*THE REQUEST*. Identify each line below that contains the word "показано", and copy it out.

Stored items:
-------

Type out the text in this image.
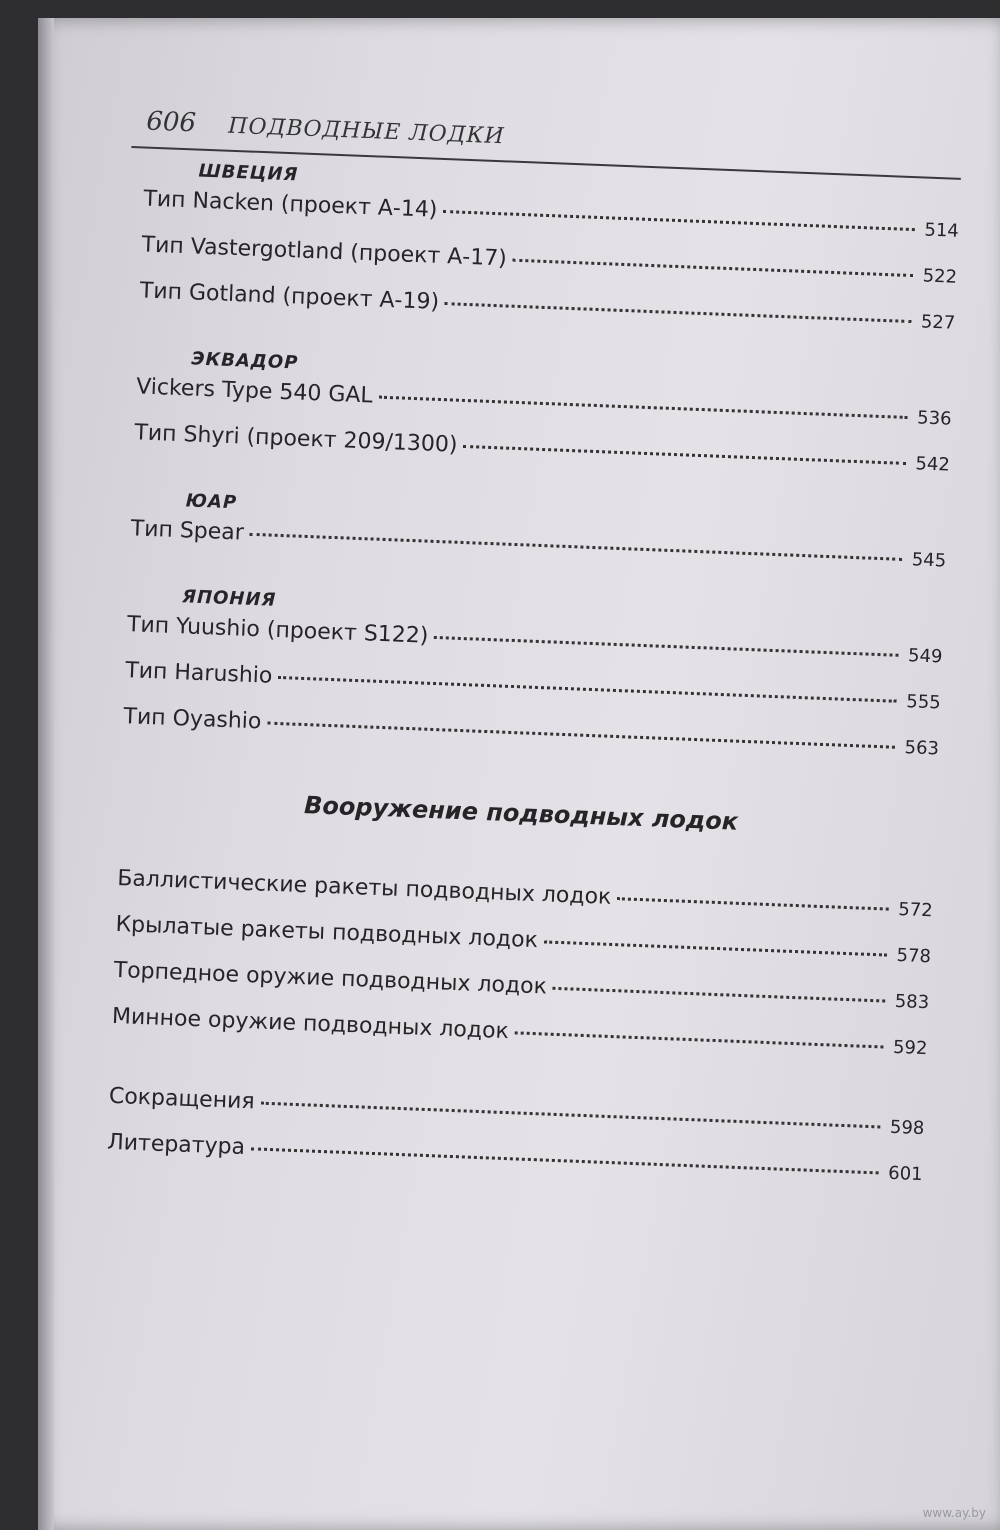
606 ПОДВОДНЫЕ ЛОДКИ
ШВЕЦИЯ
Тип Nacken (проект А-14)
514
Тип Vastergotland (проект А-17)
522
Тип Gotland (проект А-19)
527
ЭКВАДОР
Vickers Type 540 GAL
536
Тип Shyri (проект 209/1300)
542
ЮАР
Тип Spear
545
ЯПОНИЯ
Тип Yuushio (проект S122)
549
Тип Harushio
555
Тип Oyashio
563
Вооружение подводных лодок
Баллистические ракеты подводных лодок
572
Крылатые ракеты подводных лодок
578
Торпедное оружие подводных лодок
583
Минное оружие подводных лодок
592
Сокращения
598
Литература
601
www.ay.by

-------

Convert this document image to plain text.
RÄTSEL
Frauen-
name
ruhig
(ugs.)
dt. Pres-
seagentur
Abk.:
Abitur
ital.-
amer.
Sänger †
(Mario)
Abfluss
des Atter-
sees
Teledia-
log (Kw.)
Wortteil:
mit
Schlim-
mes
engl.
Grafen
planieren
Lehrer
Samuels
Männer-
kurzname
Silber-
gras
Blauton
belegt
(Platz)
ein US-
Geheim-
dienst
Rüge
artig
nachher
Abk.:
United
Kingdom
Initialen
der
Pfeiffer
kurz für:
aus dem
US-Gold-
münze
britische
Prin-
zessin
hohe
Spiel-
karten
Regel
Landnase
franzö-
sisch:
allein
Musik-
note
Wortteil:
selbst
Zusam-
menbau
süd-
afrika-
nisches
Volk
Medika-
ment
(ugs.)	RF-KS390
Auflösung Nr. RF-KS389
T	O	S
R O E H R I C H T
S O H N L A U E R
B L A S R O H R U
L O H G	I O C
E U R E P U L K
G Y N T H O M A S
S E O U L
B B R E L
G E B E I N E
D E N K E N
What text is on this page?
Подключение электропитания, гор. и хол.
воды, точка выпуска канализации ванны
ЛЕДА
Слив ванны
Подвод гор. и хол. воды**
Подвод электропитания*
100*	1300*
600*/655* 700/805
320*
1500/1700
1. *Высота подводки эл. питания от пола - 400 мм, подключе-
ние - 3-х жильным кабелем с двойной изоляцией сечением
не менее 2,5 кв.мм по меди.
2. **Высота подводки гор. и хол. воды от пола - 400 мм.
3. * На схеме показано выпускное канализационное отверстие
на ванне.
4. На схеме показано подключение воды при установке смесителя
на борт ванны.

-------

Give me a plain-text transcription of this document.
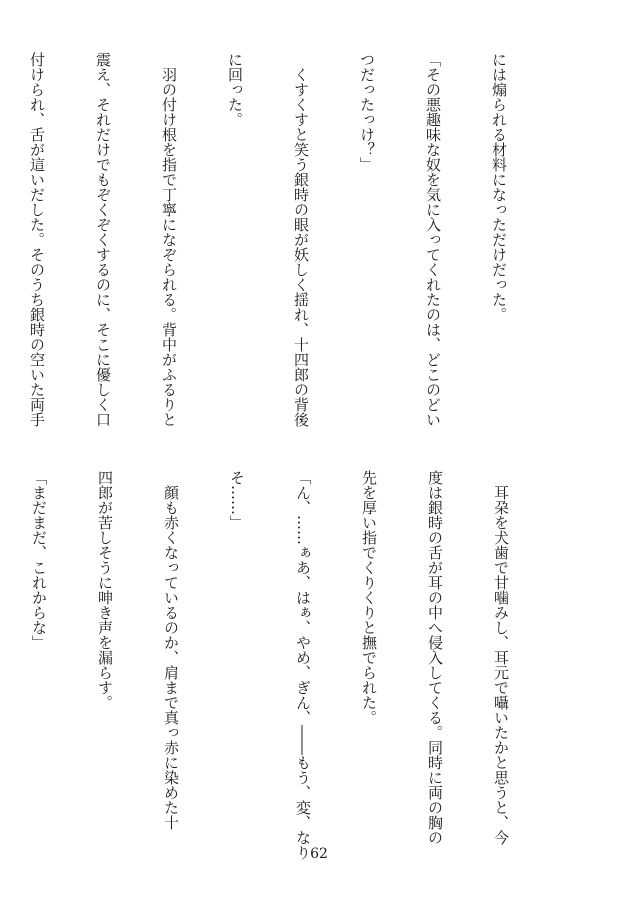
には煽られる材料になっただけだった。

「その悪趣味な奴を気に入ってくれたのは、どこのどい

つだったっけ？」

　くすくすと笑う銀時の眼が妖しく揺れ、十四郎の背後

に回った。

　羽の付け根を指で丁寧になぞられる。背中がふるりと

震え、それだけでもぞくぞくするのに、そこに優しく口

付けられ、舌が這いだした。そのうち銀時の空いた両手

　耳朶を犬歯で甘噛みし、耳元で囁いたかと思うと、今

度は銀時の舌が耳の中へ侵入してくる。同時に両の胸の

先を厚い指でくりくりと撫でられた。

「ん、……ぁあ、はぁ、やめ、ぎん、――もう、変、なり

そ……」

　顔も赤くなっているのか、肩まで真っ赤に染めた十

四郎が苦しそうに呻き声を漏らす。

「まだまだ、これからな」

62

-------

*SOLUTION TO THIS TASK*.
3. * На схеме показано выпускное канализационное отверстие
4. На схеме показано подключение воды при установке смесителя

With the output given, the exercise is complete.